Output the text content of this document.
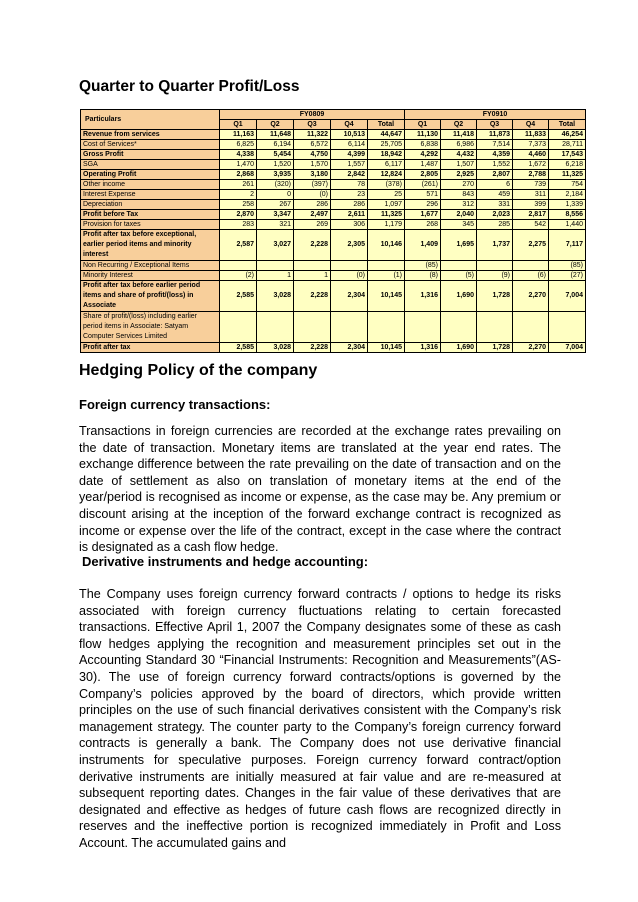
Quarter to Quarter Profit/Loss
Particulars	FY0809					FY0910				
	Q1	Q2	Q3	Q4	Total	Q1	Q2	Q3	Q4	Total
Revenue from services	11,163	11,648	11,322	10,513	44,647	11,130	11,418	11,873	11,833	46,254
Cost of Services*	6,825	6,194	6,572	6,114	25,705	6,838	6,986	7,514	7,373	28,711
Gross Profit	4,338	5,454	4,750	4,399	18,942	4,292	4,432	4,359	4,460	17,543
SGA	1,470	1,520	1,570	1,557	6,117	1,487	1,507	1,552	1,672	6,218
Operating Profit	2,868	3,935	3,180	2,842	12,824	2,805	2,925	2,807	2,788	11,325
Other income	261	(320)	(397)	78	(378)	(261)	270	6	739	754
Interest Expense	2	0	(0)	23	25	571	843	459	311	2,184
Depreciation	258	267	286	286	1,097	296	312	331	399	1,339
Profit before Tax	2,870	3,347	2,497	2,611	11,325	1,677	2,040	2,023	2,817	8,556
Provision for taxes	283	321	269	306	1,179	268	345	285	542	1,440
Profit after tax before exceptional, earlier period items and minority interest	2,587	3,027	2,228	2,305	10,146	1,409	1,695	1,737	2,275	7,117
Non Recurring / Exceptional Items						(85)				(85)
Minority Interest	(2)	1	1	(0)	(1)	(8)	(5)	(9)	(6)	(27)
Profit after tax before earlier period items and share of profit/(loss) in Associate	2,585	3,028	2,228	2,304	10,145	1,316	1,690	1,728	2,270	7,004
Share of profit/(loss) including earlier period items in Associate: Satyam Computer Services Limited										
Profit after tax	2,585	3,028	2,228	2,304	10,145	1,316	1,690	1,728	2,270	7,004
Hedging Policy of the company
Foreign currency transactions:

Transactions in foreign currencies are recorded at the exchange rates prevailing on the date of transaction. Monetary items are translated at the year end rates. The exchange difference between the rate prevailing on the date of transaction and on the date of settlement as also on translation of monetary items at the end of the year/period is recognised as income or expense, as the case may be. Any premium or discount arising at the inception of the forward exchange contract is recognized as income or expense over the life of the contract, except in the case where the contract is designated as a cash flow hedge.

Derivative instruments and hedge accounting:

The Company uses foreign currency forward contracts / options to hedge its risks associated with foreign currency fluctuations relating to certain forecasted transactions. Effective April 1, 2007 the Company designates some of these as cash flow hedges applying the recognition and measurement principles set out in the Accounting Standard 30 “Financial Instruments: Recognition and Measurements”(AS-30). The use of foreign currency forward contracts/options is governed by the Company’s policies approved by the board of directors, which provide written principles on the use of such financial derivatives consistent with the Company’s risk management strategy. The counter party to the Company’s foreign currency forward contracts is generally a bank. The Company does not use derivative financial instruments for speculative purposes. Foreign currency forward contract/option derivative instruments are initially measured at fair value and are re-measured at subsequent reporting dates. Changes in the fair value of these derivatives that are designated and effective as hedges of future cash flows are recognized directly in reserves and the ineffective portion is recognized immediately in Profit and Loss Account. The accumulated gains and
··········
▶ [Objective]:
Pick every line with "after" in it and copy it.

▶ [Complete answer]:
Profit after tax before exceptional, earlier period items and minority interest	2,587	3,027	2,228	2,305	10,146	1,409	1,695	1,737	2,275	7,117
Profit after tax before earlier period items and share of profit/(loss) in Associate	2,585	3,028	2,228	2,304	10,145	1,316	1,690	1,728	2,270	7,004
Profit after tax	2,585	3,028	2,228	2,304	10,145	1,316	1,690	1,728	2,270	7,004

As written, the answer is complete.